[STATED PROBLEM] Below are some records; repeat them all exactly, minus the pictures.

[DATA FOR THE TASK]
--- begin ---

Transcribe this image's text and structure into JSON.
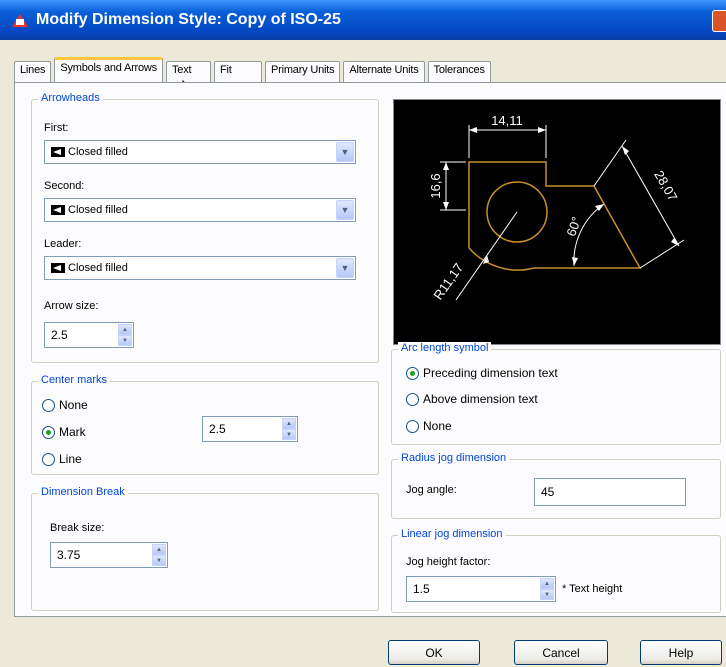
{
  "window": {
    "title": "Modify Dimension Style: Copy of ISO-25"
  },
  "tabs": [
    {
      "label": "Lines"
    },
    {
      "label": "Symbols and Arrows"
    },
    {
      "label": "Text"
    },
    {
      "label": "Fit"
    },
    {
      "label": "Primary Units"
    },
    {
      "label": "Alternate Units"
    },
    {
      "label": "Tolerances"
    }
  ],
  "arrowheads": {
    "legend": "Arrowheads",
    "first_label": "First:",
    "first_value": "Closed filled",
    "second_label": "Second:",
    "second_value": "Closed filled",
    "leader_label": "Leader:",
    "leader_value": "Closed filled",
    "arrow_size_label": "Arrow size:",
    "arrow_size_value": "2.5"
  },
  "center_marks": {
    "legend": "Center marks",
    "options": [
      "None",
      "Mark",
      "Line"
    ],
    "selected": "Mark",
    "size_value": "2.5"
  },
  "dimension_break": {
    "legend": "Dimension Break",
    "break_size_label": "Break size:",
    "break_size_value": "3.75"
  },
  "preview": {
    "dim_top": "14,11",
    "dim_left": "16,6",
    "dim_right": "28,07",
    "dim_angle": "60°",
    "dim_radius": "R11,17",
    "line_color": "#c8902a",
    "dim_color": "#ffffff"
  },
  "arc_length_symbol": {
    "legend": "Arc length symbol",
    "options": [
      "Preceding dimension text",
      "Above dimension text",
      "None"
    ],
    "selected": "Preceding dimension text"
  },
  "radius_jog": {
    "legend": "Radius jog dimension",
    "jog_angle_label": "Jog angle:",
    "jog_angle_value": "45"
  },
  "linear_jog": {
    "legend": "Linear jog dimension",
    "factor_label": "Jog height factor:",
    "factor_value": "1.5",
    "suffix": "* Text height"
  },
  "buttons": {
    "ok": "OK",
    "cancel": "Cancel",
    "help": "Help"
  }
}
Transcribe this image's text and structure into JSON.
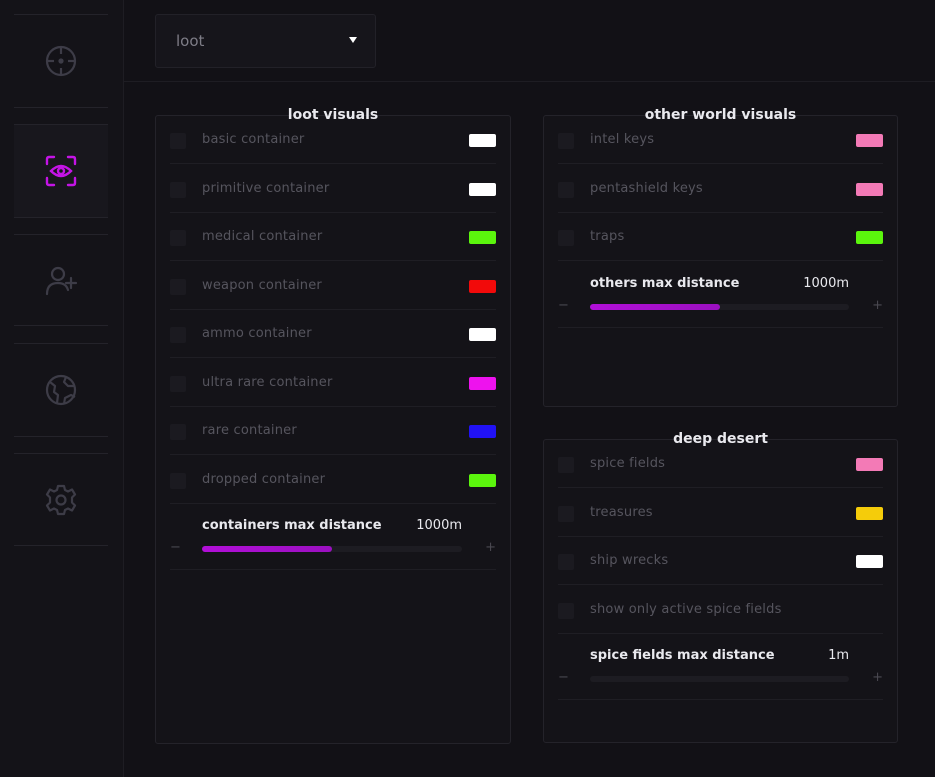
{
  "nav": {
    "items": [
      {
        "icon": "crosshair-icon",
        "active": false
      },
      {
        "icon": "eye-scan-icon",
        "active": true
      },
      {
        "icon": "user-plus-icon",
        "active": false
      },
      {
        "icon": "globe-icon",
        "active": false
      },
      {
        "icon": "gear-icon",
        "active": false
      }
    ],
    "active_color": "#c414e6",
    "inactive_color": "#3d3c47"
  },
  "dropdown": {
    "selected": "loot"
  },
  "loot_visuals": {
    "title": "loot visuals",
    "items": [
      {
        "label": "basic container",
        "color": "#ffffff"
      },
      {
        "label": "primitive container",
        "color": "#ffffff"
      },
      {
        "label": "medical container",
        "color": "#5bf50d"
      },
      {
        "label": "weapon container",
        "color": "#f20a0a"
      },
      {
        "label": "ammo container",
        "color": "#ffffff"
      },
      {
        "label": "ultra rare container",
        "color": "#ee12ee"
      },
      {
        "label": "rare container",
        "color": "#2112f5"
      },
      {
        "label": "dropped container",
        "color": "#5bf50d"
      }
    ],
    "slider": {
      "label": "containers max distance",
      "value": "1000m",
      "fill_fraction": 0.5,
      "minus": "−",
      "plus": "+"
    }
  },
  "other_world_visuals": {
    "title": "other world visuals",
    "items": [
      {
        "label": "intel keys",
        "color": "#f37ab6"
      },
      {
        "label": "pentashield keys",
        "color": "#f37ab6"
      },
      {
        "label": "traps",
        "color": "#5bf50d"
      }
    ],
    "slider": {
      "label": "others max distance",
      "value": "1000m",
      "fill_fraction": 0.5,
      "minus": "−",
      "plus": "+"
    }
  },
  "deep_desert": {
    "title": "deep desert",
    "items": [
      {
        "label": "spice fields",
        "color": "#f37ab6"
      },
      {
        "label": "treasures",
        "color": "#f5cc0a"
      },
      {
        "label": "ship wrecks",
        "color": "#ffffff"
      },
      {
        "label": "show only active spice fields",
        "color": ""
      }
    ],
    "slider": {
      "label": "spice fields max distance",
      "value": "1m",
      "fill_fraction": 0.0,
      "minus": "−",
      "plus": "+"
    }
  }
}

--- end ---

[EXERCISE ANSWER]
Transcribe this image's text and structure into JSON.
{
  "window": {
    "title": "Modify Dimension Style: Copy of ISO-25"
  },
  "tabs": [
    {
      "label": "Lines"
    },
    {
      "label": "Symbols and Arrows"
    },
    {
      "label": "Text"
    },
    {
      "label": "Fit"
    },
    {
      "label": "Primary Units"
    },
    {
      "label": "Alternate Units"
    },
    {
      "label": "Tolerances"
    }
  ],
  "arrowheads": {
    "legend": "Arrowheads",
    "first_label": "First:",
    "first_value": "Closed filled",
    "second_label": "Second:",
    "second_value": "Closed filled",
    "leader_label": "Leader:",
    "leader_value": "Closed filled",
    "arrow_size_label": "Arrow size:",
    "arrow_size_value": "2.5"
  },
  "center_marks": {
    "legend": "Center marks",
    "options": [
      "None",
      "Mark",
      "Line"
    ],
    "selected": "Mark",
    "size_value": "2.5"
  },
  "dimension_break": {
    "legend": "Dimension Break",
    "break_size_label": "Break size:",
    "break_size_value": "3.75"
  },
  "preview": {
    "dim_top": "14,11",
    "dim_left": "16,6",
    "dim_right": "28,07",
    "dim_angle": "60°",
    "dim_radius": "R11,17",
    "line_color": "#c8902a",
    "dim_color": "#ffffff"
  },
  "arc_length_symbol": {
    "legend": "Arc length symbol",
    "options": [
      "Preceding dimension text",
      "Above dimension text",
      "None"
    ],
    "selected": "Preceding dimension text"
  },
  "radius_jog": {
    "legend": "Radius jog dimension",
    "jog_angle_label": "Jog angle:",
    "jog_angle_value": "45"
  },
  "linear_jog": {
    "legend": "Linear jog dimension",
    "factor_label": "Jog height factor:",
    "factor_value": "1.5",
    "suffix": "* Text height"
  },
  "buttons": {
    "ok": "OK",
    "cancel": "Cancel",
    "help": "Help"
  }
}
Transcribe this image's text and structure into JSON.
{
  "nav": {
    "items": [
      {
        "icon": "crosshair-icon",
        "active": false
      },
      {
        "icon": "eye-scan-icon",
        "active": true
      },
      {
        "icon": "user-plus-icon",
        "active": false
      },
      {
        "icon": "globe-icon",
        "active": false
      },
      {
        "icon": "gear-icon",
        "active": false
      }
    ],
    "active_color": "#c414e6",
    "inactive_color": "#3d3c47"
  },
  "dropdown": {
    "selected": "loot"
  },
  "loot_visuals": {
    "title": "loot visuals",
    "items": [
      {
        "label": "basic container",
        "color": "#ffffff"
      },
      {
        "label": "primitive container",
        "color": "#ffffff"
      },
      {
        "label": "medical container",
        "color": "#5bf50d"
      },
      {
        "label": "weapon container",
        "color": "#f20a0a"
      },
      {
        "label": "ammo container",
        "color": "#ffffff"
      },
      {
        "label": "ultra rare container",
        "color": "#ee12ee"
      },
      {
        "label": "rare container",
        "color": "#2112f5"
      },
      {
        "label": "dropped container",
        "color": "#5bf50d"
      }
    ],
    "slider": {
      "label": "containers max distance",
      "value": "1000m",
      "fill_fraction": 0.5,
      "minus": "−",
      "plus": "+"
    }
  },
  "other_world_visuals": {
    "title": "other world visuals",
    "items": [
      {
        "label": "intel keys",
        "color": "#f37ab6"
      },
      {
        "label": "pentashield keys",
        "color": "#f37ab6"
      },
      {
        "label": "traps",
        "color": "#5bf50d"
      }
    ],
    "slider": {
      "label": "others max distance",
      "value": "1000m",
      "fill_fraction": 0.5,
      "minus": "−",
      "plus": "+"
    }
  },
  "deep_desert": {
    "title": "deep desert",
    "items": [
      {
        "label": "spice fields",
        "color": "#f37ab6"
      },
      {
        "label": "treasures",
        "color": "#f5cc0a"
      },
      {
        "label": "ship wrecks",
        "color": "#ffffff"
      },
      {
        "label": "show only active spice fields",
        "color": ""
      }
    ],
    "slider": {
      "label": "spice fields max distance",
      "value": "1m",
      "fill_fraction": 0.0,
      "minus": "−",
      "plus": "+"
    }
  }
}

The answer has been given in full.